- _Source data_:
--- Begin ---
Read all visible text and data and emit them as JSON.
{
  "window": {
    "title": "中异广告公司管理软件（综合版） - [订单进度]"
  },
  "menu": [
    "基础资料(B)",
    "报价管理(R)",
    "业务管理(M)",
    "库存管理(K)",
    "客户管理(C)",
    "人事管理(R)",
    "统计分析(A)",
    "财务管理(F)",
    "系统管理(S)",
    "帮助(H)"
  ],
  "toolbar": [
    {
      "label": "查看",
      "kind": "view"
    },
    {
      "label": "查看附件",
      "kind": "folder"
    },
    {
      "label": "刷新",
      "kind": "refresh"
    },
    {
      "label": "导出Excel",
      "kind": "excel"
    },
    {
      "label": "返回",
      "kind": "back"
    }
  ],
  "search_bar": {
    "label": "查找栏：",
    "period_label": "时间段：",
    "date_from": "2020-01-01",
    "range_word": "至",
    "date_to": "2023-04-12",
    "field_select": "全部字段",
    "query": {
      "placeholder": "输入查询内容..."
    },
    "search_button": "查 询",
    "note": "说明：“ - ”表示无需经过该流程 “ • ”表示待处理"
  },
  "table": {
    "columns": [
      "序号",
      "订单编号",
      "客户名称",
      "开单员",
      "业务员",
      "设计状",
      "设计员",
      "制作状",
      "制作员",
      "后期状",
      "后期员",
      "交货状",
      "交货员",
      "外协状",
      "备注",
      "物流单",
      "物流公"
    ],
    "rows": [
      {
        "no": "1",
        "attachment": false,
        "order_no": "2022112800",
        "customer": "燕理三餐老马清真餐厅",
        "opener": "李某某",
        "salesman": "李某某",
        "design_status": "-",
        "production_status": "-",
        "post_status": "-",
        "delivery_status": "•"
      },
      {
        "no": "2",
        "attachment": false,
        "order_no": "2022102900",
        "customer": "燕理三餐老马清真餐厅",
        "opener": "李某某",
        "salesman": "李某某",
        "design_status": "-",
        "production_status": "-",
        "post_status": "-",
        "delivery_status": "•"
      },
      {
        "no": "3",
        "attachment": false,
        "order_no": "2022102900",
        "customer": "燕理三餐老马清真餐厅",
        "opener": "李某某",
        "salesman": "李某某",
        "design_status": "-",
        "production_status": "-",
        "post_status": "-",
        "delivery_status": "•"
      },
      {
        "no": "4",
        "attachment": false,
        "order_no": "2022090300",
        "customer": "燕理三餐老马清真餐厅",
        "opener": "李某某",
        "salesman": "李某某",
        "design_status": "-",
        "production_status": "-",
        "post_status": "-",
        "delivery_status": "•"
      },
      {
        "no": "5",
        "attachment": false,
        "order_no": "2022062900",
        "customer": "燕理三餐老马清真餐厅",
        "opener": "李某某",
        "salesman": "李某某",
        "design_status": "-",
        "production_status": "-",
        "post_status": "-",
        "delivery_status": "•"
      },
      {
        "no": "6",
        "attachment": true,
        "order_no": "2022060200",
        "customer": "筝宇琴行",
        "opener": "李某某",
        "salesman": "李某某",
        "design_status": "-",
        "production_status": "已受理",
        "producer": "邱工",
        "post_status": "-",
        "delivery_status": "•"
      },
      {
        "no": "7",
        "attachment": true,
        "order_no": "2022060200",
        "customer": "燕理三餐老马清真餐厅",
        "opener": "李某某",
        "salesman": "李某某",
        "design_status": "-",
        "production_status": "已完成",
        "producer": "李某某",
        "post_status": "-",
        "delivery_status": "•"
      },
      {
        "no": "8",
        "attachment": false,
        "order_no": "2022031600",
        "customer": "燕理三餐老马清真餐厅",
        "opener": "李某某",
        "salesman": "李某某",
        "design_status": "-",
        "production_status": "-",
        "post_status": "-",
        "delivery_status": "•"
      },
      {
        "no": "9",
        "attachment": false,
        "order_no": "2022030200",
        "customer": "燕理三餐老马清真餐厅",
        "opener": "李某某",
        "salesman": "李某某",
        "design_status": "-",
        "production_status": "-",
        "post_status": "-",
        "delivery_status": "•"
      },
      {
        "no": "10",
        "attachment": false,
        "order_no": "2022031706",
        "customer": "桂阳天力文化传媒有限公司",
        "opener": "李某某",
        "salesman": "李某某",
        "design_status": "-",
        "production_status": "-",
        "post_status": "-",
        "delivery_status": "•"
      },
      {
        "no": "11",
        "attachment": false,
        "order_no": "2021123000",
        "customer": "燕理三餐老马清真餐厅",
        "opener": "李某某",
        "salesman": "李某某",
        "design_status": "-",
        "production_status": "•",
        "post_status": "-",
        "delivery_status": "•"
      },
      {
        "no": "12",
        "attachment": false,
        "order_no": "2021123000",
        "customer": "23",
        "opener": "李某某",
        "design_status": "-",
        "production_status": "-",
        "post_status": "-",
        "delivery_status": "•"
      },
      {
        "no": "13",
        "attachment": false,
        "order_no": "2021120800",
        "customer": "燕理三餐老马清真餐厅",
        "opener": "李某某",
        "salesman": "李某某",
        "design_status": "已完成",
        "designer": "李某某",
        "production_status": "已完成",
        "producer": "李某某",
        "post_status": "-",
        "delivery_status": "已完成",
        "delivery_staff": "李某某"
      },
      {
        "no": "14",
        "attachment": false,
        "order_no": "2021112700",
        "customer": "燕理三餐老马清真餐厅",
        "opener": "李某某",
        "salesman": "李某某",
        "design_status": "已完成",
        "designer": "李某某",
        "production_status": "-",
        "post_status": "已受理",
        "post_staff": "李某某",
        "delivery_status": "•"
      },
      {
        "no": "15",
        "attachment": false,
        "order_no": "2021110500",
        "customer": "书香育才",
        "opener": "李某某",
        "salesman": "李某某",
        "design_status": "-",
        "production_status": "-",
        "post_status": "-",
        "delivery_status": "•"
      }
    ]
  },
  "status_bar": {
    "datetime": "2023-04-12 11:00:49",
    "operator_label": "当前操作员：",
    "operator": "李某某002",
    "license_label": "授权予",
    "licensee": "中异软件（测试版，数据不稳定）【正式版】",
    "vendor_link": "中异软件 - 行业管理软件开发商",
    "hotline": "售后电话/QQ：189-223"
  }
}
--- End ---
- _WHAT IS NEEDED_:
Give every line of the material again, exactly as it reads.

- _FINAL ANSWER_:
Read all visible text and data and emit them as JSON.
{
  "window": {
    "title": "中异广告公司管理软件（综合版） - [订单进度]"
  },
  "menu": [
    "基础资料(B)",
    "报价管理(R)",
    "业务管理(M)",
    "库存管理(K)",
    "客户管理(C)",
    "人事管理(R)",
    "统计分析(A)",
    "财务管理(F)",
    "系统管理(S)",
    "帮助(H)"
  ],
  "toolbar": [
    {
      "label": "查看",
      "kind": "view"
    },
    {
      "label": "查看附件",
      "kind": "folder"
    },
    {
      "label": "刷新",
      "kind": "refresh"
    },
    {
      "label": "导出Excel",
      "kind": "excel"
    },
    {
      "label": "返回",
      "kind": "back"
    }
  ],
  "search_bar": {
    "label": "查找栏：",
    "period_label": "时间段：",
    "date_from": "2020-01-01",
    "range_word": "至",
    "date_to": "2023-04-12",
    "field_select": "全部字段",
    "query": {
      "placeholder": "输入查询内容..."
    },
    "search_button": "查 询",
    "note": "说明：“ - ”表示无需经过该流程 “ • ”表示待处理"
  },
  "table": {
    "columns": [
      "序号",
      "订单编号",
      "客户名称",
      "开单员",
      "业务员",
      "设计状",
      "设计员",
      "制作状",
      "制作员",
      "后期状",
      "后期员",
      "交货状",
      "交货员",
      "外协状",
      "备注",
      "物流单",
      "物流公"
    ],
    "rows": [
      {
        "no": "1",
        "attachment": false,
        "order_no": "2022112800",
        "customer": "燕理三餐老马清真餐厅",
        "opener": "李某某",
        "salesman": "李某某",
        "design_status": "-",
        "production_status": "-",
        "post_status": "-",
        "delivery_status": "•"
      },
      {
        "no": "2",
        "attachment": false,
        "order_no": "2022102900",
        "customer": "燕理三餐老马清真餐厅",
        "opener": "李某某",
        "salesman": "李某某",
        "design_status": "-",
        "production_status": "-",
        "post_status": "-",
        "delivery_status": "•"
      },
      {
        "no": "3",
        "attachment": false,
        "order_no": "2022102900",
        "customer": "燕理三餐老马清真餐厅",
        "opener": "李某某",
        "salesman": "李某某",
        "design_status": "-",
        "production_status": "-",
        "post_status": "-",
        "delivery_status": "•"
      },
      {
        "no": "4",
        "attachment": false,
        "order_no": "2022090300",
        "customer": "燕理三餐老马清真餐厅",
        "opener": "李某某",
        "salesman": "李某某",
        "design_status": "-",
        "production_status": "-",
        "post_status": "-",
        "delivery_status": "•"
      },
      {
        "no": "5",
        "attachment": false,
        "order_no": "2022062900",
        "customer": "燕理三餐老马清真餐厅",
        "opener": "李某某",
        "salesman": "李某某",
        "design_status": "-",
        "production_status": "-",
        "post_status": "-",
        "delivery_status": "•"
      },
      {
        "no": "6",
        "attachment": true,
        "order_no": "2022060200",
        "customer": "筝宇琴行",
        "opener": "李某某",
        "salesman": "李某某",
        "design_status": "-",
        "production_status": "已受理",
        "producer": "邱工",
        "post_status": "-",
        "delivery_status": "•"
      },
      {
        "no": "7",
        "attachment": true,
        "order_no": "2022060200",
        "customer": "燕理三餐老马清真餐厅",
        "opener": "李某某",
        "salesman": "李某某",
        "design_status": "-",
        "production_status": "已完成",
        "producer": "李某某",
        "post_status": "-",
        "delivery_status": "•"
      },
      {
        "no": "8",
        "attachment": false,
        "order_no": "2022031600",
        "customer": "燕理三餐老马清真餐厅",
        "opener": "李某某",
        "salesman": "李某某",
        "design_status": "-",
        "production_status": "-",
        "post_status": "-",
        "delivery_status": "•"
      },
      {
        "no": "9",
        "attachment": false,
        "order_no": "2022030200",
        "customer": "燕理三餐老马清真餐厅",
        "opener": "李某某",
        "salesman": "李某某",
        "design_status": "-",
        "production_status": "-",
        "post_status": "-",
        "delivery_status": "•"
      },
      {
        "no": "10",
        "attachment": false,
        "order_no": "2022031706",
        "customer": "桂阳天力文化传媒有限公司",
        "opener": "李某某",
        "salesman": "李某某",
        "design_status": "-",
        "production_status": "-",
        "post_status": "-",
        "delivery_status": "•"
      },
      {
        "no": "11",
        "attachment": false,
        "order_no": "2021123000",
        "customer": "燕理三餐老马清真餐厅",
        "opener": "李某某",
        "salesman": "李某某",
        "design_status": "-",
        "production_status": "•",
        "post_status": "-",
        "delivery_status": "•"
      },
      {
        "no": "12",
        "attachment": false,
        "order_no": "2021123000",
        "customer": "23",
        "opener": "李某某",
        "design_status": "-",
        "production_status": "-",
        "post_status": "-",
        "delivery_status": "•"
      },
      {
        "no": "13",
        "attachment": false,
        "order_no": "2021120800",
        "customer": "燕理三餐老马清真餐厅",
        "opener": "李某某",
        "salesman": "李某某",
        "design_status": "已完成",
        "designer": "李某某",
        "production_status": "已完成",
        "producer": "李某某",
        "post_status": "-",
        "delivery_status": "已完成",
        "delivery_staff": "李某某"
      },
      {
        "no": "14",
        "attachment": false,
        "order_no": "2021112700",
        "customer": "燕理三餐老马清真餐厅",
        "opener": "李某某",
        "salesman": "李某某",
        "design_status": "已完成",
        "designer": "李某某",
        "production_status": "-",
        "post_status": "已受理",
        "post_staff": "李某某",
        "delivery_status": "•"
      },
      {
        "no": "15",
        "attachment": false,
        "order_no": "2021110500",
        "customer": "书香育才",
        "opener": "李某某",
        "salesman": "李某某",
        "design_status": "-",
        "production_status": "-",
        "post_status": "-",
        "delivery_status": "•"
      }
    ]
  },
  "status_bar": {
    "datetime": "2023-04-12 11:00:49",
    "operator_label": "当前操作员：",
    "operator": "李某某002",
    "license_label": "授权予",
    "licensee": "中异软件（测试版，数据不稳定）【正式版】",
    "vendor_link": "中异软件 - 行业管理软件开发商",
    "hotline": "售后电话/QQ：189-223"
  }
}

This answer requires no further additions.